Job
Write out all of the entries exactly, please.
=== Data entries ===
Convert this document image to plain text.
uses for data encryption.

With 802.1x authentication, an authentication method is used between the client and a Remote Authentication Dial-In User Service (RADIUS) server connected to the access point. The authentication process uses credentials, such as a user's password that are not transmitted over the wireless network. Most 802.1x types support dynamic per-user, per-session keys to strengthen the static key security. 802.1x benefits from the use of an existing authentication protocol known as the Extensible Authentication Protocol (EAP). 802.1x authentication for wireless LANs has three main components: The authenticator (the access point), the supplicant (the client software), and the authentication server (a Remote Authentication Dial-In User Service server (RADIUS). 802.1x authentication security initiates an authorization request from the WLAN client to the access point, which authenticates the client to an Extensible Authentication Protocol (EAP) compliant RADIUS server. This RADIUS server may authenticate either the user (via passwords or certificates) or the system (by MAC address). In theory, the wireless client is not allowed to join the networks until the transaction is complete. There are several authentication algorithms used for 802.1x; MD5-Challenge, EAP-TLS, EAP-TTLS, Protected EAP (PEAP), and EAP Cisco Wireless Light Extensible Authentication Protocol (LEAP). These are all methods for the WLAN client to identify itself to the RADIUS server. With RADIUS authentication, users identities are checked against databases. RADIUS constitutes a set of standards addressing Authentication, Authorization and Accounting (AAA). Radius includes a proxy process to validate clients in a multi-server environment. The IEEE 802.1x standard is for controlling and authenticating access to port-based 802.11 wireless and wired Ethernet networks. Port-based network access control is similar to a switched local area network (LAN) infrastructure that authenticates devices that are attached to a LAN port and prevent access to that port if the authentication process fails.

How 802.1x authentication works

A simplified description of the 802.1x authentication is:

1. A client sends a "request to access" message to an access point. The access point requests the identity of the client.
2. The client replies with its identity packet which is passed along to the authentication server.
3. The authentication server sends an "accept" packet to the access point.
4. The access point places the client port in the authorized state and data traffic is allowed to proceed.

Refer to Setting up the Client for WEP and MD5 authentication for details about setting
===
Final result
Convert this document image to plain text.
uses for data encryption.

With 802.1x authentication, an authentication method is used between the client and a Remote Authentication Dial-In User Service (RADIUS) server connected to the access point. The authentication process uses credentials, such as a user's password that are not transmitted over the wireless network. Most 802.1x types support dynamic per-user, per-session keys to strengthen the static key security. 802.1x benefits from the use of an existing authentication protocol known as the Extensible Authentication Protocol (EAP). 802.1x authentication for wireless LANs has three main components: The authenticator (the access point), the supplicant (the client software), and the authentication server (a Remote Authentication Dial-In User Service server (RADIUS). 802.1x authentication security initiates an authorization request from the WLAN client to the access point, which authenticates the client to an Extensible Authentication Protocol (EAP) compliant RADIUS server. This RADIUS server may authenticate either the user (via passwords or certificates) or the system (by MAC address). In theory, the wireless client is not allowed to join the networks until the transaction is complete. There are several authentication algorithms used for 802.1x; MD5-Challenge, EAP-TLS, EAP-TTLS, Protected EAP (PEAP), and EAP Cisco Wireless Light Extensible Authentication Protocol (LEAP). These are all methods for the WLAN client to identify itself to the RADIUS server. With RADIUS authentication, users identities are checked against databases. RADIUS constitutes a set of standards addressing Authentication, Authorization and Accounting (AAA). Radius includes a proxy process to validate clients in a multi-server environment. The IEEE 802.1x standard is for controlling and authenticating access to port-based 802.11 wireless and wired Ethernet networks. Port-based network access control is similar to a switched local area network (LAN) infrastructure that authenticates devices that are attached to a LAN port and prevent access to that port if the authentication process fails.

How 802.1x authentication works

A simplified description of the 802.1x authentication is:

1. A client sends a "request to access" message to an access point. The access point requests the identity of the client.
2. The client replies with its identity packet which is passed along to the authentication server.
3. The authentication server sends an "accept" packet to the access point.
4. The access point places the client port in the authorized state and data traffic is allowed to proceed.

Refer to Setting up the Client for WEP and MD5 authentication for details about setting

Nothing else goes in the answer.